→ **STATED EXERCISE**
Repeat the listing exactly as given, omitting every image.

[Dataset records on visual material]
>> Begin
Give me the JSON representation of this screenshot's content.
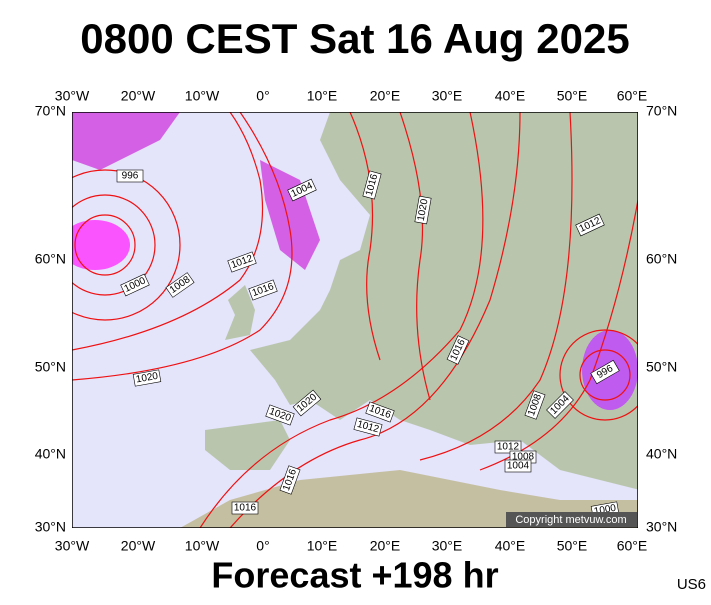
{
  "header": {
    "title": "0800 CEST Sat 16 Aug 2025"
  },
  "map": {
    "lon_labels": [
      "30°W",
      "20°W",
      "10°W",
      "0°",
      "10°E",
      "20°E",
      "30°E",
      "40°E",
      "50°E",
      "60°E"
    ],
    "lat_labels": [
      "70°N",
      "60°N",
      "50°N",
      "40°N",
      "30°N"
    ],
    "isobar_labels": [
      "996",
      "1004",
      "1016",
      "1020",
      "1012",
      "1000",
      "1008",
      "1012",
      "1016",
      "1016",
      "996",
      "1020",
      "1008",
      "1004",
      "1020",
      "1020",
      "1016",
      "1012",
      "1012",
      "1008",
      "1004",
      "1016",
      "1016",
      "1000"
    ],
    "copyright": "Copyright metvuw.com"
  },
  "footer": {
    "forecast": "Forecast +198 hr",
    "code": "US6"
  }
}
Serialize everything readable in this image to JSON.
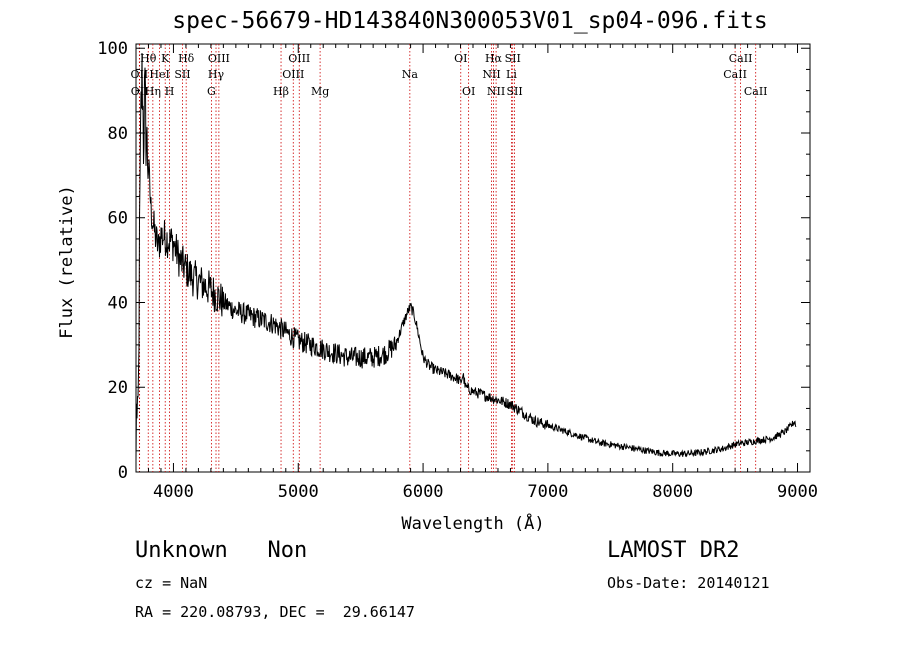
{
  "header": {
    "title": "spec-56679-HD143840N300053V01_sp04-096.fits"
  },
  "footer": {
    "object_line": "Unknown   Non",
    "survey": "LAMOST DR2",
    "redshift": "cz = NaN",
    "obs_date": "Obs-Date: 20140121",
    "coords": "RA = 220.08793, DEC =  29.66147"
  },
  "chart_data": {
    "type": "line",
    "xlabel": "Wavelength (Å)",
    "ylabel": "Flux (relative)",
    "xlim": [
      3700,
      9100
    ],
    "ylim": [
      0,
      101
    ],
    "xticks": [
      4000,
      5000,
      6000,
      7000,
      8000,
      9000
    ],
    "yticks": [
      0,
      20,
      40,
      60,
      80,
      100
    ],
    "line_color": "#000000",
    "marker_color": "#cc0000",
    "grid": false,
    "spectrum_anchors": [
      [
        3700,
        0
      ],
      [
        3702,
        25
      ],
      [
        3710,
        5
      ],
      [
        3720,
        20
      ],
      [
        3730,
        60
      ],
      [
        3740,
        85
      ],
      [
        3750,
        95
      ],
      [
        3760,
        78
      ],
      [
        3770,
        90
      ],
      [
        3780,
        80
      ],
      [
        3800,
        72
      ],
      [
        3820,
        62
      ],
      [
        3840,
        58
      ],
      [
        3860,
        55
      ],
      [
        3880,
        53
      ],
      [
        3900,
        56
      ],
      [
        3950,
        55
      ],
      [
        4000,
        54
      ],
      [
        4050,
        50
      ],
      [
        4100,
        48
      ],
      [
        4150,
        46
      ],
      [
        4200,
        45
      ],
      [
        4300,
        43
      ],
      [
        4400,
        40
      ],
      [
        4500,
        38
      ],
      [
        4600,
        37
      ],
      [
        4700,
        36
      ],
      [
        4800,
        35
      ],
      [
        4900,
        33
      ],
      [
        5000,
        31
      ],
      [
        5100,
        30
      ],
      [
        5200,
        29
      ],
      [
        5300,
        28
      ],
      [
        5400,
        27
      ],
      [
        5500,
        27
      ],
      [
        5600,
        27
      ],
      [
        5700,
        28
      ],
      [
        5780,
        30
      ],
      [
        5840,
        35
      ],
      [
        5880,
        38
      ],
      [
        5900,
        39
      ],
      [
        5930,
        37
      ],
      [
        5960,
        33
      ],
      [
        6000,
        27
      ],
      [
        6050,
        25
      ],
      [
        6100,
        24
      ],
      [
        6200,
        23
      ],
      [
        6280,
        22
      ],
      [
        6300,
        21
      ],
      [
        6320,
        23
      ],
      [
        6340,
        20
      ],
      [
        6400,
        19
      ],
      [
        6500,
        18
      ],
      [
        6600,
        17
      ],
      [
        6700,
        16
      ],
      [
        6800,
        14
      ],
      [
        6900,
        12
      ],
      [
        7000,
        11
      ],
      [
        7100,
        10
      ],
      [
        7200,
        9
      ],
      [
        7300,
        8
      ],
      [
        7400,
        7
      ],
      [
        7500,
        6.5
      ],
      [
        7600,
        6
      ],
      [
        7700,
        5.5
      ],
      [
        7800,
        5
      ],
      [
        7900,
        4.5
      ],
      [
        8000,
        4.3
      ],
      [
        8100,
        4.3
      ],
      [
        8200,
        4.5
      ],
      [
        8300,
        5
      ],
      [
        8400,
        5.5
      ],
      [
        8500,
        6.5
      ],
      [
        8600,
        7
      ],
      [
        8700,
        7.5
      ],
      [
        8800,
        8
      ],
      [
        8900,
        9.5
      ],
      [
        8950,
        11
      ],
      [
        8980,
        12
      ],
      [
        8990,
        10
      ]
    ],
    "line_markers": [
      {
        "label": "OII",
        "wl": 3727,
        "row": 1
      },
      {
        "label": "OII",
        "wl": 3729,
        "row": 2
      },
      {
        "label": "Hθ",
        "wl": 3798,
        "row": 0
      },
      {
        "label": "Hη",
        "wl": 3835,
        "row": 2
      },
      {
        "label": "HeI",
        "wl": 3889,
        "row": 1
      },
      {
        "label": "K",
        "wl": 3934,
        "row": 0
      },
      {
        "label": "H",
        "wl": 3969,
        "row": 2
      },
      {
        "label": "SII",
        "wl": 4072,
        "row": 1
      },
      {
        "label": "Hδ",
        "wl": 4102,
        "row": 0
      },
      {
        "label": "G",
        "wl": 4304,
        "row": 2
      },
      {
        "label": "Hγ",
        "wl": 4341,
        "row": 1
      },
      {
        "label": "OIII",
        "wl": 4364,
        "row": 0
      },
      {
        "label": "Hβ",
        "wl": 4862,
        "row": 2
      },
      {
        "label": "OIII",
        "wl": 4960,
        "row": 1
      },
      {
        "label": "OIII",
        "wl": 5008,
        "row": 0
      },
      {
        "label": "Mg",
        "wl": 5175,
        "row": 2
      },
      {
        "label": "Na",
        "wl": 5894,
        "row": 1
      },
      {
        "label": "OI",
        "wl": 6302,
        "row": 0
      },
      {
        "label": "OI",
        "wl": 6365,
        "row": 2
      },
      {
        "label": "NII",
        "wl": 6549,
        "row": 1
      },
      {
        "label": "Hα",
        "wl": 6564,
        "row": 0
      },
      {
        "label": "NII",
        "wl": 6585,
        "row": 2
      },
      {
        "label": "Li",
        "wl": 6708,
        "row": 1
      },
      {
        "label": "SII",
        "wl": 6718,
        "row": 0
      },
      {
        "label": "SII",
        "wl": 6733,
        "row": 2
      },
      {
        "label": "CaII",
        "wl": 8500,
        "row": 1
      },
      {
        "label": "CaII",
        "wl": 8544,
        "row": 0
      },
      {
        "label": "CaII",
        "wl": 8665,
        "row": 2
      }
    ]
  }
}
>> End
→ **EXPECTED ANSWER**
Give me the JSON representation of this screenshot's content.
{
  "header": {
    "title": "0800 CEST Sat 16 Aug 2025"
  },
  "map": {
    "lon_labels": [
      "30°W",
      "20°W",
      "10°W",
      "0°",
      "10°E",
      "20°E",
      "30°E",
      "40°E",
      "50°E",
      "60°E"
    ],
    "lat_labels": [
      "70°N",
      "60°N",
      "50°N",
      "40°N",
      "30°N"
    ],
    "isobar_labels": [
      "996",
      "1004",
      "1016",
      "1020",
      "1012",
      "1000",
      "1008",
      "1012",
      "1016",
      "1016",
      "996",
      "1020",
      "1008",
      "1004",
      "1020",
      "1020",
      "1016",
      "1012",
      "1012",
      "1008",
      "1004",
      "1016",
      "1016",
      "1000"
    ],
    "copyright": "Copyright metvuw.com"
  },
  "footer": {
    "forecast": "Forecast +198 hr",
    "code": "US6"
  }
}
Serialize everything readable in this image to JSON.
{
  "header": {
    "title": "spec-56679-HD143840N300053V01_sp04-096.fits"
  },
  "footer": {
    "object_line": "Unknown   Non",
    "survey": "LAMOST DR2",
    "redshift": "cz = NaN",
    "obs_date": "Obs-Date: 20140121",
    "coords": "RA = 220.08793, DEC =  29.66147"
  },
  "chart_data": {
    "type": "line",
    "xlabel": "Wavelength (Å)",
    "ylabel": "Flux (relative)",
    "xlim": [
      3700,
      9100
    ],
    "ylim": [
      0,
      101
    ],
    "xticks": [
      4000,
      5000,
      6000,
      7000,
      8000,
      9000
    ],
    "yticks": [
      0,
      20,
      40,
      60,
      80,
      100
    ],
    "line_color": "#000000",
    "marker_color": "#cc0000",
    "grid": false,
    "spectrum_anchors": [
      [
        3700,
        0
      ],
      [
        3702,
        25
      ],
      [
        3710,
        5
      ],
      [
        3720,
        20
      ],
      [
        3730,
        60
      ],
      [
        3740,
        85
      ],
      [
        3750,
        95
      ],
      [
        3760,
        78
      ],
      [
        3770,
        90
      ],
      [
        3780,
        80
      ],
      [
        3800,
        72
      ],
      [
        3820,
        62
      ],
      [
        3840,
        58
      ],
      [
        3860,
        55
      ],
      [
        3880,
        53
      ],
      [
        3900,
        56
      ],
      [
        3950,
        55
      ],
      [
        4000,
        54
      ],
      [
        4050,
        50
      ],
      [
        4100,
        48
      ],
      [
        4150,
        46
      ],
      [
        4200,
        45
      ],
      [
        4300,
        43
      ],
      [
        4400,
        40
      ],
      [
        4500,
        38
      ],
      [
        4600,
        37
      ],
      [
        4700,
        36
      ],
      [
        4800,
        35
      ],
      [
        4900,
        33
      ],
      [
        5000,
        31
      ],
      [
        5100,
        30
      ],
      [
        5200,
        29
      ],
      [
        5300,
        28
      ],
      [
        5400,
        27
      ],
      [
        5500,
        27
      ],
      [
        5600,
        27
      ],
      [
        5700,
        28
      ],
      [
        5780,
        30
      ],
      [
        5840,
        35
      ],
      [
        5880,
        38
      ],
      [
        5900,
        39
      ],
      [
        5930,
        37
      ],
      [
        5960,
        33
      ],
      [
        6000,
        27
      ],
      [
        6050,
        25
      ],
      [
        6100,
        24
      ],
      [
        6200,
        23
      ],
      [
        6280,
        22
      ],
      [
        6300,
        21
      ],
      [
        6320,
        23
      ],
      [
        6340,
        20
      ],
      [
        6400,
        19
      ],
      [
        6500,
        18
      ],
      [
        6600,
        17
      ],
      [
        6700,
        16
      ],
      [
        6800,
        14
      ],
      [
        6900,
        12
      ],
      [
        7000,
        11
      ],
      [
        7100,
        10
      ],
      [
        7200,
        9
      ],
      [
        7300,
        8
      ],
      [
        7400,
        7
      ],
      [
        7500,
        6.5
      ],
      [
        7600,
        6
      ],
      [
        7700,
        5.5
      ],
      [
        7800,
        5
      ],
      [
        7900,
        4.5
      ],
      [
        8000,
        4.3
      ],
      [
        8100,
        4.3
      ],
      [
        8200,
        4.5
      ],
      [
        8300,
        5
      ],
      [
        8400,
        5.5
      ],
      [
        8500,
        6.5
      ],
      [
        8600,
        7
      ],
      [
        8700,
        7.5
      ],
      [
        8800,
        8
      ],
      [
        8900,
        9.5
      ],
      [
        8950,
        11
      ],
      [
        8980,
        12
      ],
      [
        8990,
        10
      ]
    ],
    "line_markers": [
      {
        "label": "OII",
        "wl": 3727,
        "row": 1
      },
      {
        "label": "OII",
        "wl": 3729,
        "row": 2
      },
      {
        "label": "Hθ",
        "wl": 3798,
        "row": 0
      },
      {
        "label": "Hη",
        "wl": 3835,
        "row": 2
      },
      {
        "label": "HeI",
        "wl": 3889,
        "row": 1
      },
      {
        "label": "K",
        "wl": 3934,
        "row": 0
      },
      {
        "label": "H",
        "wl": 3969,
        "row": 2
      },
      {
        "label": "SII",
        "wl": 4072,
        "row": 1
      },
      {
        "label": "Hδ",
        "wl": 4102,
        "row": 0
      },
      {
        "label": "G",
        "wl": 4304,
        "row": 2
      },
      {
        "label": "Hγ",
        "wl": 4341,
        "row": 1
      },
      {
        "label": "OIII",
        "wl": 4364,
        "row": 0
      },
      {
        "label": "Hβ",
        "wl": 4862,
        "row": 2
      },
      {
        "label": "OIII",
        "wl": 4960,
        "row": 1
      },
      {
        "label": "OIII",
        "wl": 5008,
        "row": 0
      },
      {
        "label": "Mg",
        "wl": 5175,
        "row": 2
      },
      {
        "label": "Na",
        "wl": 5894,
        "row": 1
      },
      {
        "label": "OI",
        "wl": 6302,
        "row": 0
      },
      {
        "label": "OI",
        "wl": 6365,
        "row": 2
      },
      {
        "label": "NII",
        "wl": 6549,
        "row": 1
      },
      {
        "label": "Hα",
        "wl": 6564,
        "row": 0
      },
      {
        "label": "NII",
        "wl": 6585,
        "row": 2
      },
      {
        "label": "Li",
        "wl": 6708,
        "row": 1
      },
      {
        "label": "SII",
        "wl": 6718,
        "row": 0
      },
      {
        "label": "SII",
        "wl": 6733,
        "row": 2
      },
      {
        "label": "CaII",
        "wl": 8500,
        "row": 1
      },
      {
        "label": "CaII",
        "wl": 8544,
        "row": 0
      },
      {
        "label": "CaII",
        "wl": 8665,
        "row": 2
      }
    ]
  }
}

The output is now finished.